[Records from a data source]
◇ ◇ ◇ ◇ ◇ ◇ ◇
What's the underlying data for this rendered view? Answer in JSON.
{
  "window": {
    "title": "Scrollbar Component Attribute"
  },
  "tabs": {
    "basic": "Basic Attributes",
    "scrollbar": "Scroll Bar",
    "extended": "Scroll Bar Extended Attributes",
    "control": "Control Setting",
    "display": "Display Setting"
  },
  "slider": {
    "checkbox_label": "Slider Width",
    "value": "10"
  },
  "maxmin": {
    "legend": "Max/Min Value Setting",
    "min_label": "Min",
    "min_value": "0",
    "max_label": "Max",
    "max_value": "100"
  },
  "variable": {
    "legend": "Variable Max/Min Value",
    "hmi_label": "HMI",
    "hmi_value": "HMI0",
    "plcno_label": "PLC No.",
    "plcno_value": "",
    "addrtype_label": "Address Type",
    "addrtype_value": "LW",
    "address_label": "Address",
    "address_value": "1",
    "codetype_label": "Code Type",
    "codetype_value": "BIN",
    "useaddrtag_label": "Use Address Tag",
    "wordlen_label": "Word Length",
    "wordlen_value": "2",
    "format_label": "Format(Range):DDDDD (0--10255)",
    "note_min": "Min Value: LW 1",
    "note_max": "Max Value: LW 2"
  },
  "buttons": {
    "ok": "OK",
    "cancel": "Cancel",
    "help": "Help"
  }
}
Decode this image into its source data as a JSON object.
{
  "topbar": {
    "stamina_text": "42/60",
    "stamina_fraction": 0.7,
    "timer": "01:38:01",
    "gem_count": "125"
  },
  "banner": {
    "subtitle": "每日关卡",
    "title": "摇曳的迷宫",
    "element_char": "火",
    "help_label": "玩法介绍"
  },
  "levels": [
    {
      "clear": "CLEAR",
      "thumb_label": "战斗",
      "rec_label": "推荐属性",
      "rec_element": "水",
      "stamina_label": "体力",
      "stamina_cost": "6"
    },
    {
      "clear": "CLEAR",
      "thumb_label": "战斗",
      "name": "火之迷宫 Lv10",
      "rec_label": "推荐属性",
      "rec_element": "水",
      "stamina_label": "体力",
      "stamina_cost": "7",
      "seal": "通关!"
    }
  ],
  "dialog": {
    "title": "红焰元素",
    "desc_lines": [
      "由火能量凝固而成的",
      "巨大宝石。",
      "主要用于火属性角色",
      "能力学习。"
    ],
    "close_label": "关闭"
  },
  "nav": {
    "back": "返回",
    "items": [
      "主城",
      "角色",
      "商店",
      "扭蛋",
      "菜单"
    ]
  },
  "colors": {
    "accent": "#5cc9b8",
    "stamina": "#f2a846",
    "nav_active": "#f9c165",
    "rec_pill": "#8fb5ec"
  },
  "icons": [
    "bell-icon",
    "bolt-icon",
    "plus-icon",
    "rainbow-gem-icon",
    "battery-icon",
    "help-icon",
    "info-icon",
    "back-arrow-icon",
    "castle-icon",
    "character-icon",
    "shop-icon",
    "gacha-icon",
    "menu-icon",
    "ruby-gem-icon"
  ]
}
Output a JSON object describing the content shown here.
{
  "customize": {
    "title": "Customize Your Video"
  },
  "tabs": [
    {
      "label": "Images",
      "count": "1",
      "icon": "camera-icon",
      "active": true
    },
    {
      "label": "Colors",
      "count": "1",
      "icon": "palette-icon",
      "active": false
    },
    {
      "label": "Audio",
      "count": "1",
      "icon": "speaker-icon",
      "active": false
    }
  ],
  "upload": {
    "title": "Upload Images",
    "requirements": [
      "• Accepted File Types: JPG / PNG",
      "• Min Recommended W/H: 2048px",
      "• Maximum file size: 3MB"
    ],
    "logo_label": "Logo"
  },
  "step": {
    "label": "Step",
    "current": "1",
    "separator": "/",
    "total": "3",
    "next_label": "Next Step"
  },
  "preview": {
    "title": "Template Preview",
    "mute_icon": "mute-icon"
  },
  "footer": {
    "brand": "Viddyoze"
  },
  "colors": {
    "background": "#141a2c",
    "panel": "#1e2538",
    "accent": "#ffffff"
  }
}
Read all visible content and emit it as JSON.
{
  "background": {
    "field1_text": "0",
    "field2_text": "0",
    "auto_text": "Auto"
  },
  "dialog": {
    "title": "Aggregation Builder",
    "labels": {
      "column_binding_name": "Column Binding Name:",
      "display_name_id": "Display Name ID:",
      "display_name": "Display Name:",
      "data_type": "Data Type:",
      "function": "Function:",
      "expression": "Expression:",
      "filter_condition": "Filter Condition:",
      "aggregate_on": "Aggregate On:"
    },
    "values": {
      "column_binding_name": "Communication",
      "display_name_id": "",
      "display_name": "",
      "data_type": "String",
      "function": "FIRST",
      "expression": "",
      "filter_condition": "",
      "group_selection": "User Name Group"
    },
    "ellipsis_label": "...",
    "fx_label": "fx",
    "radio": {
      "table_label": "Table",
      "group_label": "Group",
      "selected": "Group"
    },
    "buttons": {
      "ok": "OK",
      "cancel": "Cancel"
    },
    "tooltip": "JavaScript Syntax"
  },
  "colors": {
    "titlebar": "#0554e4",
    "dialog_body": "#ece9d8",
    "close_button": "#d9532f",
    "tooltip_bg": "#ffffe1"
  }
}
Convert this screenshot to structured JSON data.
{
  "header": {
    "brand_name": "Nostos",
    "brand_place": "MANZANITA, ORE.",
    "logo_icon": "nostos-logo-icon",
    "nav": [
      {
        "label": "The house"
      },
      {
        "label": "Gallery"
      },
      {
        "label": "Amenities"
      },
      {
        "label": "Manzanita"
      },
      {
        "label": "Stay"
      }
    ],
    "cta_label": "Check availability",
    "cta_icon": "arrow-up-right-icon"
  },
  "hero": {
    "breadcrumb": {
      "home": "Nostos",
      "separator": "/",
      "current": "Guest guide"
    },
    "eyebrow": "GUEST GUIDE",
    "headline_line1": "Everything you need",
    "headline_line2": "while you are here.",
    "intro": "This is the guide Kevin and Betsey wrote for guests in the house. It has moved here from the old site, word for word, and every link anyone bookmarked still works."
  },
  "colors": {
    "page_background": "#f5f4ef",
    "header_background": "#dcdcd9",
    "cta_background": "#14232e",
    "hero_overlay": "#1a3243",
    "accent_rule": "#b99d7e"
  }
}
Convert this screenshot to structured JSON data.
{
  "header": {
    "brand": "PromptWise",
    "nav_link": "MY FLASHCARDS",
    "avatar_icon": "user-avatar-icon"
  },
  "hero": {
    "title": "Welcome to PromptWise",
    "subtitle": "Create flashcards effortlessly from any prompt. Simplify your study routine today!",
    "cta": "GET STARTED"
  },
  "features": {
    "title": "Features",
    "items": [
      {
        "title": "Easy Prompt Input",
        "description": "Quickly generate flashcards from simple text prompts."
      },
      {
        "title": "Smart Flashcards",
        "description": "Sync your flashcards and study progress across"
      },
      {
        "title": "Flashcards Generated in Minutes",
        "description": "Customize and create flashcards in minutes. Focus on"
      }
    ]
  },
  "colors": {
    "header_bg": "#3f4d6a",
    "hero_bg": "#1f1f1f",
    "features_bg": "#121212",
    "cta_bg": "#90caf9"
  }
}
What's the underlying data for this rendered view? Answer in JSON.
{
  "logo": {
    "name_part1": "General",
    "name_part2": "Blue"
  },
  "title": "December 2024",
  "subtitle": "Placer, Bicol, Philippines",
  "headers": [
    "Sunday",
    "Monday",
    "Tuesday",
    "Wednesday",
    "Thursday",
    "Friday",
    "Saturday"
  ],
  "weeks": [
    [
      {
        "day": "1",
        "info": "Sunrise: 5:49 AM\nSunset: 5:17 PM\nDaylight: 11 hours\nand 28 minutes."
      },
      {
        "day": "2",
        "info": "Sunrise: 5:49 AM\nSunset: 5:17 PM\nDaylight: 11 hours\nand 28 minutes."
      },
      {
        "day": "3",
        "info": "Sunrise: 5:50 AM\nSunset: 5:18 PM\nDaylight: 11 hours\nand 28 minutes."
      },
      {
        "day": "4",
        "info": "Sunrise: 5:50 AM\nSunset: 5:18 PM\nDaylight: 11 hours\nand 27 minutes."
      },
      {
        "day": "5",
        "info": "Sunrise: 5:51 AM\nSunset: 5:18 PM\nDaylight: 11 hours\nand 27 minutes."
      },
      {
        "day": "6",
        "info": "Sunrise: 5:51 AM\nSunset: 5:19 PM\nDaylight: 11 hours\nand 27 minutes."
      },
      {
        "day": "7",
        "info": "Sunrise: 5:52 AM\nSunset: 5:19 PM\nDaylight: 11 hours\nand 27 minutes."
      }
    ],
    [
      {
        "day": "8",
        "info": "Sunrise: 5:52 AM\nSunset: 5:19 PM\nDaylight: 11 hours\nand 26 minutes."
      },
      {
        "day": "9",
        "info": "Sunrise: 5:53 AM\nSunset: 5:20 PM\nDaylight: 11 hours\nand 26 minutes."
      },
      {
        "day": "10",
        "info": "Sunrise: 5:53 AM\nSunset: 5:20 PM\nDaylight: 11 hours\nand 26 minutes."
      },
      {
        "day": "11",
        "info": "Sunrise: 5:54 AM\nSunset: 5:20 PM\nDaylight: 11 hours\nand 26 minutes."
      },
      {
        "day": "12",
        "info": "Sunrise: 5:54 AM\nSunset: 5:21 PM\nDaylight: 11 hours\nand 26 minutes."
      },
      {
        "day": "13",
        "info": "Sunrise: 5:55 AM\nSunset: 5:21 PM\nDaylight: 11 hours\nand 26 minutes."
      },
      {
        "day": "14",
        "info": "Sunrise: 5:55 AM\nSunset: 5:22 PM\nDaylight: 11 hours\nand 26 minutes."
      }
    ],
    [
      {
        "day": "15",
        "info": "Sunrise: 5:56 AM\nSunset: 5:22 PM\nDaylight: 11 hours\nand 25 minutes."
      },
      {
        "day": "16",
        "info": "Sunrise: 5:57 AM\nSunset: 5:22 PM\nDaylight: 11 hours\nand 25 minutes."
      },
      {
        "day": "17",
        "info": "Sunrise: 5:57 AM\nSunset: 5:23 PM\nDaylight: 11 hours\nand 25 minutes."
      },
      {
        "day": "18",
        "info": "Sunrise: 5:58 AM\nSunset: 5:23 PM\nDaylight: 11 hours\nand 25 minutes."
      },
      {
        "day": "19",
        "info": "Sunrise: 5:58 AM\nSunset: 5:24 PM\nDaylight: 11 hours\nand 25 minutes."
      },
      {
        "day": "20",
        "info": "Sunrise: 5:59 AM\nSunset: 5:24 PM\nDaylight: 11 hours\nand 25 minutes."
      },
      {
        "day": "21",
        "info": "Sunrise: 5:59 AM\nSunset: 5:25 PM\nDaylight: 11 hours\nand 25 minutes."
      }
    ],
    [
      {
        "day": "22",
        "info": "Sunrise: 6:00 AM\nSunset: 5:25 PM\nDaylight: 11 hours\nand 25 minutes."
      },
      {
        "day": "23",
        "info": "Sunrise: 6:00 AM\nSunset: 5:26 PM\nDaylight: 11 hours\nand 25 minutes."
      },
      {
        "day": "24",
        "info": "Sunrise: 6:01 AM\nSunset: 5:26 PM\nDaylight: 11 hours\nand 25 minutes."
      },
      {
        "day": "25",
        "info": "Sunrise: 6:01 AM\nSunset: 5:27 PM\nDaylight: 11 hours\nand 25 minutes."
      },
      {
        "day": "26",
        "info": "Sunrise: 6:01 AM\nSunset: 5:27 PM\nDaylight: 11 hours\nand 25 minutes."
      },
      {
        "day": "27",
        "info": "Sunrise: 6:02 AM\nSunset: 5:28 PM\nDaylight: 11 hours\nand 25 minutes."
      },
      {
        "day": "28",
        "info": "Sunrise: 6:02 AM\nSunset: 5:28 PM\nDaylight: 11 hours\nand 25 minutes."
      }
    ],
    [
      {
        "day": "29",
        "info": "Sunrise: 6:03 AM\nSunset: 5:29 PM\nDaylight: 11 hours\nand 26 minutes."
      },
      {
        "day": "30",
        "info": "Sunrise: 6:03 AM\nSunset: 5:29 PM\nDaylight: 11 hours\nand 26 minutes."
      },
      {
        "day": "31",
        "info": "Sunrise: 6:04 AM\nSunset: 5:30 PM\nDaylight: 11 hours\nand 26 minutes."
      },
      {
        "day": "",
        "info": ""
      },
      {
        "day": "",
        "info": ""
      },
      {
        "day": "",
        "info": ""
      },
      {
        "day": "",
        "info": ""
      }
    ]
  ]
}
◇ ◇ ◇ ◇ ◇ ◇ ◇
• THE EXERCISE: Pick out each line containing the string "description" and copy it.

• COMPLETE ANSWER:
        "description": "Quickly generate flashcards from simple text prompts."
        "description": "Sync your flashcards and study progress across"
        "description": "Customize and create flashcards in minutes. Focus on"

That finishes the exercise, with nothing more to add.